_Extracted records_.
----

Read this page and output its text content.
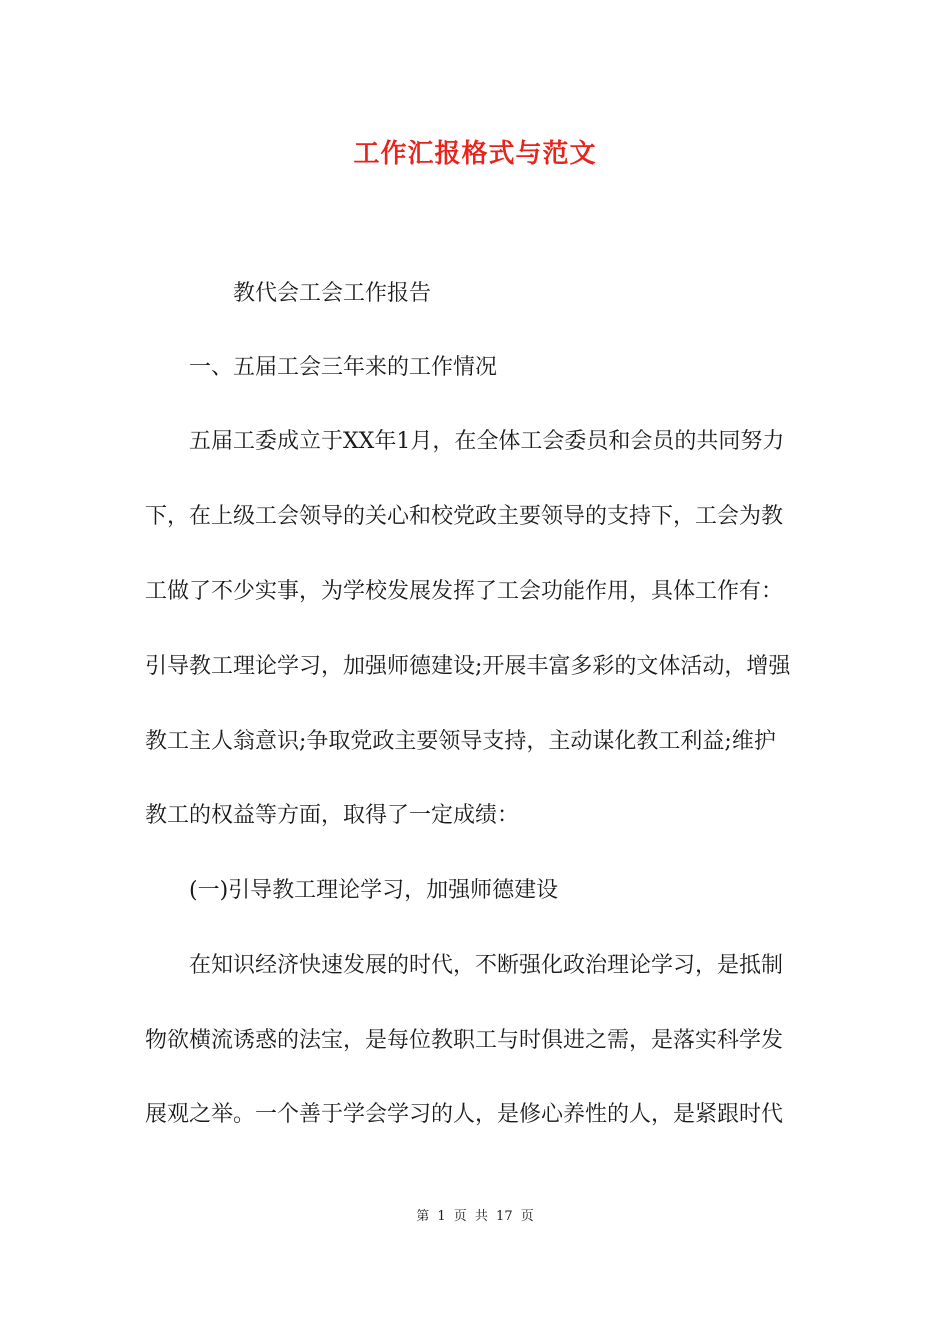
工作汇报格式与范文
教代会工会工作报告
一、五届工会三年来的工作情况
五届工委成立于XX年1月，在全体工会委员和会员的共同努力
下，在上级工会领导的关心和校党政主要领导的支持下，工会为教
工做了不少实事，为学校发展发挥了工会功能作用，具体工作有：
引导教工理论学习，加强师德建设;开展丰富多彩的文体活动，增强
教工主人翁意识;争取党政主要领导支持，主动谋化教工利益;维护
教工的权益等方面，取得了一定成绩：
(一)引导教工理论学习，加强师德建设
在知识经济快速发展的时代，不断强化政治理论学习，是抵制
物欲横流诱惑的法宝，是每位教职工与时俱进之需，是落实科学发
展观之举。一个善于学会学习的人，是修心养性的人，是紧跟时代
第 1 页 共 17 页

----

_PROBLEM REQUIREMENTS_.
Every record must be copied exactly, with the pictures left out.

_RESULT FOR THIS EXERCISE_.
Read this page and output its text content.
工作汇报格式与范文
教代会工会工作报告
一、五届工会三年来的工作情况
五届工委成立于XX年1月，在全体工会委员和会员的共同努力
下，在上级工会领导的关心和校党政主要领导的支持下，工会为教
工做了不少实事，为学校发展发挥了工会功能作用，具体工作有：
引导教工理论学习，加强师德建设;开展丰富多彩的文体活动，增强
教工主人翁意识;争取党政主要领导支持，主动谋化教工利益;维护
教工的权益等方面，取得了一定成绩：
(一)引导教工理论学习，加强师德建设
在知识经济快速发展的时代，不断强化政治理论学习，是抵制
物欲横流诱惑的法宝，是每位教职工与时俱进之需，是落实科学发
展观之举。一个善于学会学习的人，是修心养性的人，是紧跟时代
第 1 页 共 17 页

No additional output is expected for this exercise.